======== Material supplied
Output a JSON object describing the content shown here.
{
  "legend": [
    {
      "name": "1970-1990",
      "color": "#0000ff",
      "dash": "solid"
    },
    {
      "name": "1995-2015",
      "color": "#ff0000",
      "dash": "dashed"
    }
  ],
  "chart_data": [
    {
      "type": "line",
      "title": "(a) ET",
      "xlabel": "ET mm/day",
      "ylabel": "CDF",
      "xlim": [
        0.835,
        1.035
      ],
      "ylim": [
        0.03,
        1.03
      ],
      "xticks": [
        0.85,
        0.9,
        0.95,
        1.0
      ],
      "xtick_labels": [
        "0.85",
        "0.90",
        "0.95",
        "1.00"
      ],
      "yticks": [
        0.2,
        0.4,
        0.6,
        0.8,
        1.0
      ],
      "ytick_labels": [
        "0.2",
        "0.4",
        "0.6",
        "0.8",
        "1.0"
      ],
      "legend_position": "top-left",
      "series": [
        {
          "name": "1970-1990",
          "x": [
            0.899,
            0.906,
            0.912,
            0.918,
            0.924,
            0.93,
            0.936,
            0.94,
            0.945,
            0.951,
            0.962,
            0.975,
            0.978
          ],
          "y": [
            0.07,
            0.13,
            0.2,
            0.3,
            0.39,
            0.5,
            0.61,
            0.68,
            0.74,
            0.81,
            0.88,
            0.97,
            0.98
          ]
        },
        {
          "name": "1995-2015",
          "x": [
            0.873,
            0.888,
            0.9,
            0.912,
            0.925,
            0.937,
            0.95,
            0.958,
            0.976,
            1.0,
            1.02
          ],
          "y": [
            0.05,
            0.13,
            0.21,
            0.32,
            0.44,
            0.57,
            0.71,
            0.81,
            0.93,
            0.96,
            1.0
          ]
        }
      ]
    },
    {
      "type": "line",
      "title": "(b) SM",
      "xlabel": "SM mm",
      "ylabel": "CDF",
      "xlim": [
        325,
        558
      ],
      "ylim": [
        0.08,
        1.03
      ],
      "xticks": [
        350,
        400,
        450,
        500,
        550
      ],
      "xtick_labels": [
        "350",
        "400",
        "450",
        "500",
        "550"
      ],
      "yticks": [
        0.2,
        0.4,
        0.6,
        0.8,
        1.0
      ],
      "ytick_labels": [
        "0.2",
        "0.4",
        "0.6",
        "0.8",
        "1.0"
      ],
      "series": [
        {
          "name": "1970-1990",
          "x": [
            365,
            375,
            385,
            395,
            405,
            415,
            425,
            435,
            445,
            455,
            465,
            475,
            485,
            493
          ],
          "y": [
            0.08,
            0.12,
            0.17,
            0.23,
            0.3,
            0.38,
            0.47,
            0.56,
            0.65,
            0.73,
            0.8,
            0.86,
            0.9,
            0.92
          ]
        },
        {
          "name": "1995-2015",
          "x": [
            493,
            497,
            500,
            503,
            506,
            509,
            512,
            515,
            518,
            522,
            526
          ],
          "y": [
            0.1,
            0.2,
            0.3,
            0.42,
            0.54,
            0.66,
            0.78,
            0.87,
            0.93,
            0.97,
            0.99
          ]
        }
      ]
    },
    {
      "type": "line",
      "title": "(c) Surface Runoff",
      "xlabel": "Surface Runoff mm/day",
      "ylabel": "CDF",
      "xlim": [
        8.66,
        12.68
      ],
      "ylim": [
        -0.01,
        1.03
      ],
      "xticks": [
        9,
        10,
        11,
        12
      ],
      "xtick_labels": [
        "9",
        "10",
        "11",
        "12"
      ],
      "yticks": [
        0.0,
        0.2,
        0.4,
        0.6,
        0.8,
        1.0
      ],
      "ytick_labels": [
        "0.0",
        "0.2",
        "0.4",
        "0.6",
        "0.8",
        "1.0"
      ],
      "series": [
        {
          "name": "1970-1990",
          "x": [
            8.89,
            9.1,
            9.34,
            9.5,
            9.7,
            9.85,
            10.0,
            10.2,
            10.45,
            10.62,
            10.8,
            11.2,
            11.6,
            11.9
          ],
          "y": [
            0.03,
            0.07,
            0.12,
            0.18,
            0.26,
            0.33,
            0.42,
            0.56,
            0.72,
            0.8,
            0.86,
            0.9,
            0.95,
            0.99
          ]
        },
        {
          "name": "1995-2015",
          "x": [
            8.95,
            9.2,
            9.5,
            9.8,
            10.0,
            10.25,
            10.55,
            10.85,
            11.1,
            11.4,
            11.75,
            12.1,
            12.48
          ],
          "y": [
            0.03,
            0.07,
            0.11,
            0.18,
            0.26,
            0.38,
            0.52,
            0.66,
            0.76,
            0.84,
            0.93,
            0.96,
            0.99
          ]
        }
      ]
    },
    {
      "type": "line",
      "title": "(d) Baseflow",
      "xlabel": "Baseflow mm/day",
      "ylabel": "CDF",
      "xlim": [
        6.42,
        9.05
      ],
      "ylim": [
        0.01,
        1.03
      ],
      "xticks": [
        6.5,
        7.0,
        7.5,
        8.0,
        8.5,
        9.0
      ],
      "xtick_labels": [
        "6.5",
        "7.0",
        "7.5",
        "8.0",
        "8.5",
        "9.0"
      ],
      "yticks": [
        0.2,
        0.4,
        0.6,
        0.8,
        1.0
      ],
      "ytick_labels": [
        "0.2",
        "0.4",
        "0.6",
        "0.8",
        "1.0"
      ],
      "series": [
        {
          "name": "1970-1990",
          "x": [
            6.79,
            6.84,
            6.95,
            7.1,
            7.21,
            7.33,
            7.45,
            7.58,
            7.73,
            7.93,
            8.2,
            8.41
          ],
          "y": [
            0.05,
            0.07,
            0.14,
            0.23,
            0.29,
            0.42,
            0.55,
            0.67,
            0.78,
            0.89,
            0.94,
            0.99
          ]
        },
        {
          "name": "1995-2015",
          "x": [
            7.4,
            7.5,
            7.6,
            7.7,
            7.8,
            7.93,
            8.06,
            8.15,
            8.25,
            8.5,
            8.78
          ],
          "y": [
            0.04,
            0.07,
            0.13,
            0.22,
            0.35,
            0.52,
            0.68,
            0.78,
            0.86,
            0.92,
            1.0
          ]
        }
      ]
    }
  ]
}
================
### Task
Return every record, word for word.

### Result of this task
Output a JSON object describing the content shown here.
{
  "legend": [
    {
      "name": "1970-1990",
      "color": "#0000ff",
      "dash": "solid"
    },
    {
      "name": "1995-2015",
      "color": "#ff0000",
      "dash": "dashed"
    }
  ],
  "chart_data": [
    {
      "type": "line",
      "title": "(a) ET",
      "xlabel": "ET mm/day",
      "ylabel": "CDF",
      "xlim": [
        0.835,
        1.035
      ],
      "ylim": [
        0.03,
        1.03
      ],
      "xticks": [
        0.85,
        0.9,
        0.95,
        1.0
      ],
      "xtick_labels": [
        "0.85",
        "0.90",
        "0.95",
        "1.00"
      ],
      "yticks": [
        0.2,
        0.4,
        0.6,
        0.8,
        1.0
      ],
      "ytick_labels": [
        "0.2",
        "0.4",
        "0.6",
        "0.8",
        "1.0"
      ],
      "legend_position": "top-left",
      "series": [
        {
          "name": "1970-1990",
          "x": [
            0.899,
            0.906,
            0.912,
            0.918,
            0.924,
            0.93,
            0.936,
            0.94,
            0.945,
            0.951,
            0.962,
            0.975,
            0.978
          ],
          "y": [
            0.07,
            0.13,
            0.2,
            0.3,
            0.39,
            0.5,
            0.61,
            0.68,
            0.74,
            0.81,
            0.88,
            0.97,
            0.98
          ]
        },
        {
          "name": "1995-2015",
          "x": [
            0.873,
            0.888,
            0.9,
            0.912,
            0.925,
            0.937,
            0.95,
            0.958,
            0.976,
            1.0,
            1.02
          ],
          "y": [
            0.05,
            0.13,
            0.21,
            0.32,
            0.44,
            0.57,
            0.71,
            0.81,
            0.93,
            0.96,
            1.0
          ]
        }
      ]
    },
    {
      "type": "line",
      "title": "(b) SM",
      "xlabel": "SM mm",
      "ylabel": "CDF",
      "xlim": [
        325,
        558
      ],
      "ylim": [
        0.08,
        1.03
      ],
      "xticks": [
        350,
        400,
        450,
        500,
        550
      ],
      "xtick_labels": [
        "350",
        "400",
        "450",
        "500",
        "550"
      ],
      "yticks": [
        0.2,
        0.4,
        0.6,
        0.8,
        1.0
      ],
      "ytick_labels": [
        "0.2",
        "0.4",
        "0.6",
        "0.8",
        "1.0"
      ],
      "series": [
        {
          "name": "1970-1990",
          "x": [
            365,
            375,
            385,
            395,
            405,
            415,
            425,
            435,
            445,
            455,
            465,
            475,
            485,
            493
          ],
          "y": [
            0.08,
            0.12,
            0.17,
            0.23,
            0.3,
            0.38,
            0.47,
            0.56,
            0.65,
            0.73,
            0.8,
            0.86,
            0.9,
            0.92
          ]
        },
        {
          "name": "1995-2015",
          "x": [
            493,
            497,
            500,
            503,
            506,
            509,
            512,
            515,
            518,
            522,
            526
          ],
          "y": [
            0.1,
            0.2,
            0.3,
            0.42,
            0.54,
            0.66,
            0.78,
            0.87,
            0.93,
            0.97,
            0.99
          ]
        }
      ]
    },
    {
      "type": "line",
      "title": "(c) Surface Runoff",
      "xlabel": "Surface Runoff mm/day",
      "ylabel": "CDF",
      "xlim": [
        8.66,
        12.68
      ],
      "ylim": [
        -0.01,
        1.03
      ],
      "xticks": [
        9,
        10,
        11,
        12
      ],
      "xtick_labels": [
        "9",
        "10",
        "11",
        "12"
      ],
      "yticks": [
        0.0,
        0.2,
        0.4,
        0.6,
        0.8,
        1.0
      ],
      "ytick_labels": [
        "0.0",
        "0.2",
        "0.4",
        "0.6",
        "0.8",
        "1.0"
      ],
      "series": [
        {
          "name": "1970-1990",
          "x": [
            8.89,
            9.1,
            9.34,
            9.5,
            9.7,
            9.85,
            10.0,
            10.2,
            10.45,
            10.62,
            10.8,
            11.2,
            11.6,
            11.9
          ],
          "y": [
            0.03,
            0.07,
            0.12,
            0.18,
            0.26,
            0.33,
            0.42,
            0.56,
            0.72,
            0.8,
            0.86,
            0.9,
            0.95,
            0.99
          ]
        },
        {
          "name": "1995-2015",
          "x": [
            8.95,
            9.2,
            9.5,
            9.8,
            10.0,
            10.25,
            10.55,
            10.85,
            11.1,
            11.4,
            11.75,
            12.1,
            12.48
          ],
          "y": [
            0.03,
            0.07,
            0.11,
            0.18,
            0.26,
            0.38,
            0.52,
            0.66,
            0.76,
            0.84,
            0.93,
            0.96,
            0.99
          ]
        }
      ]
    },
    {
      "type": "line",
      "title": "(d) Baseflow",
      "xlabel": "Baseflow mm/day",
      "ylabel": "CDF",
      "xlim": [
        6.42,
        9.05
      ],
      "ylim": [
        0.01,
        1.03
      ],
      "xticks": [
        6.5,
        7.0,
        7.5,
        8.0,
        8.5,
        9.0
      ],
      "xtick_labels": [
        "6.5",
        "7.0",
        "7.5",
        "8.0",
        "8.5",
        "9.0"
      ],
      "yticks": [
        0.2,
        0.4,
        0.6,
        0.8,
        1.0
      ],
      "ytick_labels": [
        "0.2",
        "0.4",
        "0.6",
        "0.8",
        "1.0"
      ],
      "series": [
        {
          "name": "1970-1990",
          "x": [
            6.79,
            6.84,
            6.95,
            7.1,
            7.21,
            7.33,
            7.45,
            7.58,
            7.73,
            7.93,
            8.2,
            8.41
          ],
          "y": [
            0.05,
            0.07,
            0.14,
            0.23,
            0.29,
            0.42,
            0.55,
            0.67,
            0.78,
            0.89,
            0.94,
            0.99
          ]
        },
        {
          "name": "1995-2015",
          "x": [
            7.4,
            7.5,
            7.6,
            7.7,
            7.8,
            7.93,
            8.06,
            8.15,
            8.25,
            8.5,
            8.78
          ],
          "y": [
            0.04,
            0.07,
            0.13,
            0.22,
            0.35,
            0.52,
            0.68,
            0.78,
            0.86,
            0.92,
            1.0
          ]
        }
      ]
    }
  ]
}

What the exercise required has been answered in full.